— start Input rows —
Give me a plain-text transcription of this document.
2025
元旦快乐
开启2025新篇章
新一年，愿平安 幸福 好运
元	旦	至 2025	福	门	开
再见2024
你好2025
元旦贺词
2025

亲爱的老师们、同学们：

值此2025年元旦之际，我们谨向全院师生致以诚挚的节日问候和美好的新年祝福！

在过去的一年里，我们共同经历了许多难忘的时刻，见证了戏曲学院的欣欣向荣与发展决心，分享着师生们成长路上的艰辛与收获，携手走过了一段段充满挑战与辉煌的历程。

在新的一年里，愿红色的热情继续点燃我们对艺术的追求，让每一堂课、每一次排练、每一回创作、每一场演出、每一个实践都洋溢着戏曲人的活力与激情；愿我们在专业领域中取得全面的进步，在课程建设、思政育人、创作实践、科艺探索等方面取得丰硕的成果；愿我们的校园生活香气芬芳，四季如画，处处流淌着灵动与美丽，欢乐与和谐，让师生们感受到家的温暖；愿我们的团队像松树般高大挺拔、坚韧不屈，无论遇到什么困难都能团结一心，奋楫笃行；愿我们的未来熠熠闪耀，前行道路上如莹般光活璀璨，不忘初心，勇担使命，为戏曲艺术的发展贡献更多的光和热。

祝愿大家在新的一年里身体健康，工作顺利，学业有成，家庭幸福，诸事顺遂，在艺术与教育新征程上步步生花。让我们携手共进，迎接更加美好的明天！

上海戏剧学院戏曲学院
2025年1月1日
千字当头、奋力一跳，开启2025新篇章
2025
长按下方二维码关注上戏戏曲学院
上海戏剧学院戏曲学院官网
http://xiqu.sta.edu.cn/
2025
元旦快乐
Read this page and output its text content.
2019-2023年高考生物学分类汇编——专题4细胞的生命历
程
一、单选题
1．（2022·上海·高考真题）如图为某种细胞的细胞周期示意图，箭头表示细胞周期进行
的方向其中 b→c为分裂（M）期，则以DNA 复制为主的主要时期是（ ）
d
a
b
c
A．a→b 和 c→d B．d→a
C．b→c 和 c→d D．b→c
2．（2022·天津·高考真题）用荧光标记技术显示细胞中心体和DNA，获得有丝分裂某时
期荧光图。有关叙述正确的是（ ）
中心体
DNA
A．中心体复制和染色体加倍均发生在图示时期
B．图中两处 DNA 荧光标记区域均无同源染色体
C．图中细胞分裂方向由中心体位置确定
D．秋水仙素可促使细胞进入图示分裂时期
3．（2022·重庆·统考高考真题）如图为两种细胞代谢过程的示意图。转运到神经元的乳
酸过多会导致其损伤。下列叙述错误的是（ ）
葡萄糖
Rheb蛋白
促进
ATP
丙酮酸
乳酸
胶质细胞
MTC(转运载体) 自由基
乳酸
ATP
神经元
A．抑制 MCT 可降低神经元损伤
— end Input rows —
# Given request:
Search the entries for the word "this" and pick out every line that holds it.

# Solution to the exercise:
Give me a plain-text transcription of this document.
Read this page and output its text content.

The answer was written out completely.